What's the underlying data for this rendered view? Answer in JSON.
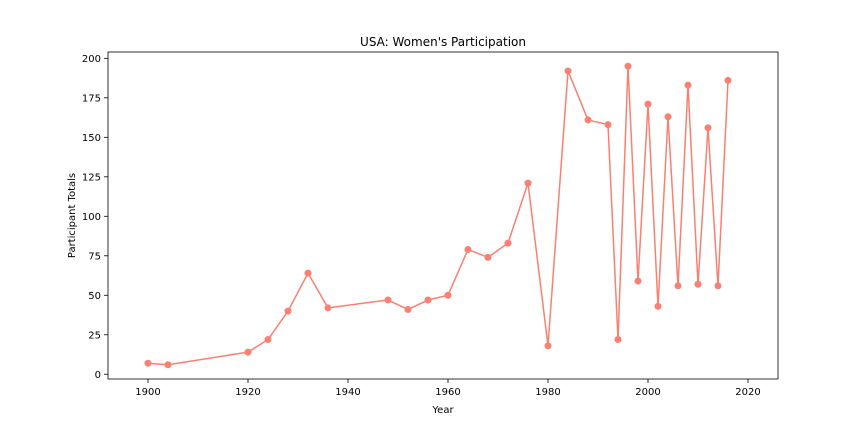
{
  "chart_data": {
    "type": "line",
    "title": "USA: Women's Participation",
    "xlabel": "Year",
    "ylabel": "Participant Totals",
    "xlim": [
      1892,
      2026
    ],
    "ylim": [
      -3,
      204
    ],
    "xticks": [
      1900,
      1920,
      1940,
      1960,
      1980,
      2000,
      2020
    ],
    "yticks": [
      0,
      25,
      50,
      75,
      100,
      125,
      150,
      175,
      200
    ],
    "grid": false,
    "legend": "none",
    "colors": {
      "series": "#fa8072",
      "axis": "#000000"
    },
    "series": [
      {
        "x": [
          1900,
          1904,
          1920,
          1924,
          1928,
          1932,
          1936,
          1948,
          1952,
          1956,
          1960,
          1964,
          1968,
          1972,
          1976,
          1980,
          1984,
          1988,
          1992,
          1994,
          1996,
          1998,
          2000,
          2002,
          2004,
          2006,
          2008,
          2010,
          2012,
          2014,
          2016
        ],
        "values": [
          7,
          6,
          14,
          22,
          40,
          64,
          42,
          47,
          41,
          47,
          50,
          79,
          74,
          83,
          121,
          18,
          192,
          161,
          158,
          22,
          195,
          59,
          171,
          43,
          163,
          56,
          183,
          57,
          156,
          56,
          186
        ]
      }
    ]
  }
}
*-*-*
# Directions for this task
Quote each line of the listing exactly, but leave the pictures out.

# Complete output
What's the underlying data for this rendered view? Answer in JSON.
{
  "chart_data": {
    "type": "line",
    "title": "USA: Women's Participation",
    "xlabel": "Year",
    "ylabel": "Participant Totals",
    "xlim": [
      1892,
      2026
    ],
    "ylim": [
      -3,
      204
    ],
    "xticks": [
      1900,
      1920,
      1940,
      1960,
      1980,
      2000,
      2020
    ],
    "yticks": [
      0,
      25,
      50,
      75,
      100,
      125,
      150,
      175,
      200
    ],
    "grid": false,
    "legend": "none",
    "colors": {
      "series": "#fa8072",
      "axis": "#000000"
    },
    "series": [
      {
        "x": [
          1900,
          1904,
          1920,
          1924,
          1928,
          1932,
          1936,
          1948,
          1952,
          1956,
          1960,
          1964,
          1968,
          1972,
          1976,
          1980,
          1984,
          1988,
          1992,
          1994,
          1996,
          1998,
          2000,
          2002,
          2004,
          2006,
          2008,
          2010,
          2012,
          2014,
          2016
        ],
        "values": [
          7,
          6,
          14,
          22,
          40,
          64,
          42,
          47,
          41,
          47,
          50,
          79,
          74,
          83,
          121,
          18,
          192,
          161,
          158,
          22,
          195,
          59,
          171,
          43,
          163,
          56,
          183,
          57,
          156,
          56,
          186
        ]
      }
    ]
  }
}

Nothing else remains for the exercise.